-- Extract to read --
___

But with Lee’s appointment, the Corporation will have a Boston-based Fellow. Lee has lived in the Boston area since joining WilmerHale in 1975 after graduating from Cornell Law School and currently resides in Wellesley, Mass.
Lee’s geographic proximity, Corporation members reason, will enable him to be involved in campus life in a way that has not been seen since the late 1990s.
The father of a recent Harvard College graduate who is currently enrolled at Harvard Business School and Harvard Kennedy School, Lee is no stranger to the stands of Harvard’s sports arenas—women’s swimming and men’s soccer in particular, he says. And as a lecturer at Harvard Law School, Lee’s podium is just a few minutes walk from Harvard Yard.
“The hope is to find some way where people come not just to tell me what’s on their mind but also to listen,” Lee says. “By the time the fall comes along and I’ve been on the Corporation for three months, I’ll have something substantive to communicate as well.”
ENTER LEE
Walking through the Yard one day, Lee saw the bubble gum-colored chairs seating full capacity. The sight of students interacting in a shared space—the type of casual observation one makes in passing—has convinced him of the need for gathering spaces on campus.
As a recent lecturer at the Law School, Lee witnessed first hand how former Dean Elena Kagan improved student life by renovating Harkness Commons to make it more amenable to students.
“The Harkness renovation had as much to do with the morale of the students and the collegiality of the community as anything,” Lee says. “It gave the folks a nice space to gather, and I think Harvard could use a space like that that isn’t limited to the Law School—that there be some common space where the university could come together on some basis.”
Another of Lee’s stated goals is improved communication.
At WilmerHale, Lee expanded the audience for his “state of the firm address” from including only partners to every layer of the firm’s employment. Likewise, Houghton raises the possibility of an annual letter to the community from the Corporation as a potential recommendation stemming from the governance review.

___

-- What is expected --
According to the article about Lee, what year did he join WilmerHale? The listing after this comes from a separate source.

___

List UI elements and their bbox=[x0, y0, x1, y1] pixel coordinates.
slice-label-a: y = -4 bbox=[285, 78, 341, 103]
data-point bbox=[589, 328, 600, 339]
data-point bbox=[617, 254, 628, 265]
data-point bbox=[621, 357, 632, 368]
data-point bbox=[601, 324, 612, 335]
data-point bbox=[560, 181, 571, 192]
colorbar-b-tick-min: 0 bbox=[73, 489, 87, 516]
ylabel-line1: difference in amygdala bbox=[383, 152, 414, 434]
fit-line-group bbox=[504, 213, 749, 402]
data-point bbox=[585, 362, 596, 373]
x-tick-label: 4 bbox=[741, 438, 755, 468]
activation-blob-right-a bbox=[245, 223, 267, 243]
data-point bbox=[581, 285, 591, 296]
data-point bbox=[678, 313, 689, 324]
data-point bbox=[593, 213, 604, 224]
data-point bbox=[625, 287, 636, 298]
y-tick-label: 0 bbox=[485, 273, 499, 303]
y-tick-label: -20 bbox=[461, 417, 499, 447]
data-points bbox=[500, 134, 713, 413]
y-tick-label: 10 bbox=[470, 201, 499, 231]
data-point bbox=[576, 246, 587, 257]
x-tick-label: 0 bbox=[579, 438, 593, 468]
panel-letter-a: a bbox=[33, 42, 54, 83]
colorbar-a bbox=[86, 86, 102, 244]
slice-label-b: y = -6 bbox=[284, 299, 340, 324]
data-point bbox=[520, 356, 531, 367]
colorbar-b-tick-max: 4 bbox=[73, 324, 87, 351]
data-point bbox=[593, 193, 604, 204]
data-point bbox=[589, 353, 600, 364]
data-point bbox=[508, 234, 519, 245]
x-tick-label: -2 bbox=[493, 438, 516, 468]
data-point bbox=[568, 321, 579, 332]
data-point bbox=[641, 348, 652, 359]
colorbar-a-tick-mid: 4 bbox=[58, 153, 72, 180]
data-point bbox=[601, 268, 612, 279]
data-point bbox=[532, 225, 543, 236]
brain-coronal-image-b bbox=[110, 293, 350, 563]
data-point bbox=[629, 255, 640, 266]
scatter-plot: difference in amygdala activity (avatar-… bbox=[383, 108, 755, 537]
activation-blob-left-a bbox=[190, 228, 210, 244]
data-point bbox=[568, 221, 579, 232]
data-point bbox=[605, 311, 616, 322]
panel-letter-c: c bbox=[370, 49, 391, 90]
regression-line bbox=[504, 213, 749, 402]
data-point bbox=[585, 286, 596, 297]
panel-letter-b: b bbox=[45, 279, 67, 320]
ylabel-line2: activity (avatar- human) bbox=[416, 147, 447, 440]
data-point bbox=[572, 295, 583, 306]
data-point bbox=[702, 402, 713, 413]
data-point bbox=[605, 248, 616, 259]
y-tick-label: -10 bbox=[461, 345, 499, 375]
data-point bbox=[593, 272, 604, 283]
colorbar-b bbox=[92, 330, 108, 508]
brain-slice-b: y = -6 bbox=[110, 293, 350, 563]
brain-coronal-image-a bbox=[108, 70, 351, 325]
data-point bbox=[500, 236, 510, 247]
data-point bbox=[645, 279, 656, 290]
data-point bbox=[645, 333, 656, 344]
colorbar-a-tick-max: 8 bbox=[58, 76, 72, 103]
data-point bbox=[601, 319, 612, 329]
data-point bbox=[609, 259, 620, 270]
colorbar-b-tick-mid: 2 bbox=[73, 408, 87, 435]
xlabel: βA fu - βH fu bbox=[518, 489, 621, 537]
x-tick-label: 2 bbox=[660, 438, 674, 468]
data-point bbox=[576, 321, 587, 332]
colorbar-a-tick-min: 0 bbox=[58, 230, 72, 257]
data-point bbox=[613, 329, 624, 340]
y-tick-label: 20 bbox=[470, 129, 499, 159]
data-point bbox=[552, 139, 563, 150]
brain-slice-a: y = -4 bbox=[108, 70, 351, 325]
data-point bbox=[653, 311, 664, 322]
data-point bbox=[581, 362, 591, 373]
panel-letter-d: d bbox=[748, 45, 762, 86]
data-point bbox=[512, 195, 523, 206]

___

-- Finished exercise --
1975